## [Exercise brief]
The records below are split into lines. How many of those lines contain the string "this"? Reply with the number only.

Entries from a dataset

════════════════════

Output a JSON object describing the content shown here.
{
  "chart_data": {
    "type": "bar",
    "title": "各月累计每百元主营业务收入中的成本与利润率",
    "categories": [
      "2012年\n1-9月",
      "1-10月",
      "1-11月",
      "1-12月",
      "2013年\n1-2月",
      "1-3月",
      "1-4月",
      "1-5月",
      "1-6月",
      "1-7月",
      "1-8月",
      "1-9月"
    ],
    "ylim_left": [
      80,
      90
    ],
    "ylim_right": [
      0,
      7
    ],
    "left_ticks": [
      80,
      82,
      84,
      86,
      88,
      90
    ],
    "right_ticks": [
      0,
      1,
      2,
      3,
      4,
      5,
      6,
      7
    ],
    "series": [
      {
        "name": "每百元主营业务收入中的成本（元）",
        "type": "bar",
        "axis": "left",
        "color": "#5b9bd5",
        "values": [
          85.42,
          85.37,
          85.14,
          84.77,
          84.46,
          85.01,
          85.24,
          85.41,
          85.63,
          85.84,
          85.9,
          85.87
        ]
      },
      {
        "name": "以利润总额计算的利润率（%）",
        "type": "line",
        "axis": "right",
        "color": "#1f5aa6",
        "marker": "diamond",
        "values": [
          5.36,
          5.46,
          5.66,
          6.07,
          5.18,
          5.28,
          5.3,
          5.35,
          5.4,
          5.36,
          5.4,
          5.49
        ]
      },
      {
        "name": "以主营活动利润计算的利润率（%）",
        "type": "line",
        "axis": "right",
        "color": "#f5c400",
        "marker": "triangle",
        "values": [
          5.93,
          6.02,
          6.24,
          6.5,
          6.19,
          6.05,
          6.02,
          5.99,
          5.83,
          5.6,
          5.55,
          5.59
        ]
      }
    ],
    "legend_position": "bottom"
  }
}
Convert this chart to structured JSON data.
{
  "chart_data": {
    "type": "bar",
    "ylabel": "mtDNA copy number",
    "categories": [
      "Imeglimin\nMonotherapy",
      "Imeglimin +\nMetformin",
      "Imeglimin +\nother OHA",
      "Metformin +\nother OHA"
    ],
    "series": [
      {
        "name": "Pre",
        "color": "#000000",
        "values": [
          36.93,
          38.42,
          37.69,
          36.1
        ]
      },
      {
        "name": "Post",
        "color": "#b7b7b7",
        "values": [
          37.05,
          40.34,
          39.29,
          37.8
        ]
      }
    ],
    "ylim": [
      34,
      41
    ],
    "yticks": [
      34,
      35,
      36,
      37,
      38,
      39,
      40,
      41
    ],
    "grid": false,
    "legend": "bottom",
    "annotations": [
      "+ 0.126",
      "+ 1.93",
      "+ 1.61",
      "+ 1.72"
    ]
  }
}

════════════════════

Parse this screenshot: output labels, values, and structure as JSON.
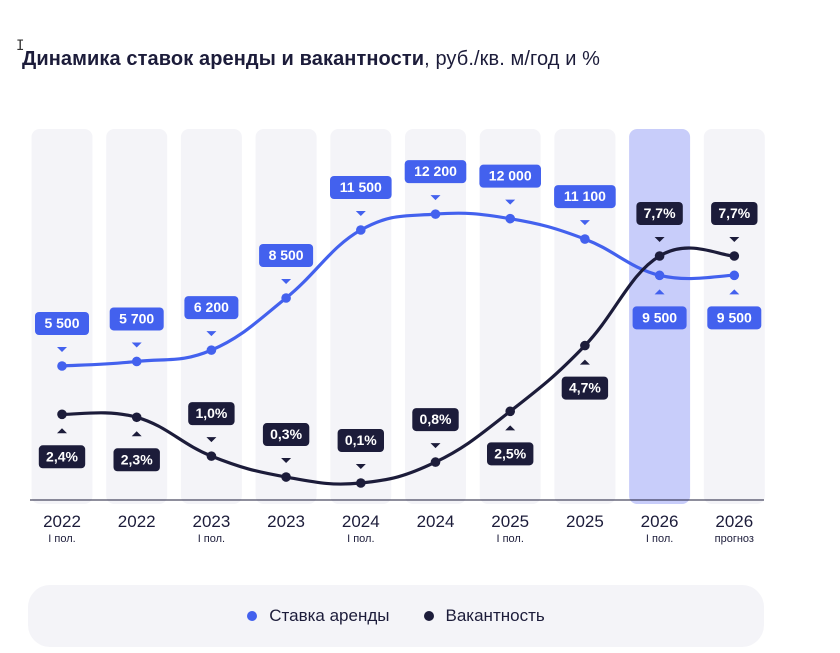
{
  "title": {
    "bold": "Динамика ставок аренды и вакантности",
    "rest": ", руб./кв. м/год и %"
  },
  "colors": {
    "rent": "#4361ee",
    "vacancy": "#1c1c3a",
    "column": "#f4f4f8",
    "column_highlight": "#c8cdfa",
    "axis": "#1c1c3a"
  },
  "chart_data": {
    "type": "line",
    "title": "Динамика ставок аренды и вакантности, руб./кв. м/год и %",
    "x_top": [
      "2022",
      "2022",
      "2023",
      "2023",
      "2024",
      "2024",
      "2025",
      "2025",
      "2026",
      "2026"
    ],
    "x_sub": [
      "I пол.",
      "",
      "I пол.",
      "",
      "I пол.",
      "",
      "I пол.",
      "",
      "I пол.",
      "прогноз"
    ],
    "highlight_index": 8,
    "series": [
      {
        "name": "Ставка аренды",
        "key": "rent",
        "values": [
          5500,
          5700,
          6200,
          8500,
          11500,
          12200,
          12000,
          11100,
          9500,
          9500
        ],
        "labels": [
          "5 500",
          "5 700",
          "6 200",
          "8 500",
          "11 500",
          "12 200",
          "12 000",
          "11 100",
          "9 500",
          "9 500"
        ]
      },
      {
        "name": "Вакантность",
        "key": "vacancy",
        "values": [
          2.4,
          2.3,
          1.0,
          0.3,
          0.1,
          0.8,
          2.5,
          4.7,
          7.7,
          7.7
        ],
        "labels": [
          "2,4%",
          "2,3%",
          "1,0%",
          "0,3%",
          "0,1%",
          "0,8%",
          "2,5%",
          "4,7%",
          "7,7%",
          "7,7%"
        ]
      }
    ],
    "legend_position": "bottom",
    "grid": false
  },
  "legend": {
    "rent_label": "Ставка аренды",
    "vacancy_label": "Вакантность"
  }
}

════════════════════

## [Reply to the exercise]
2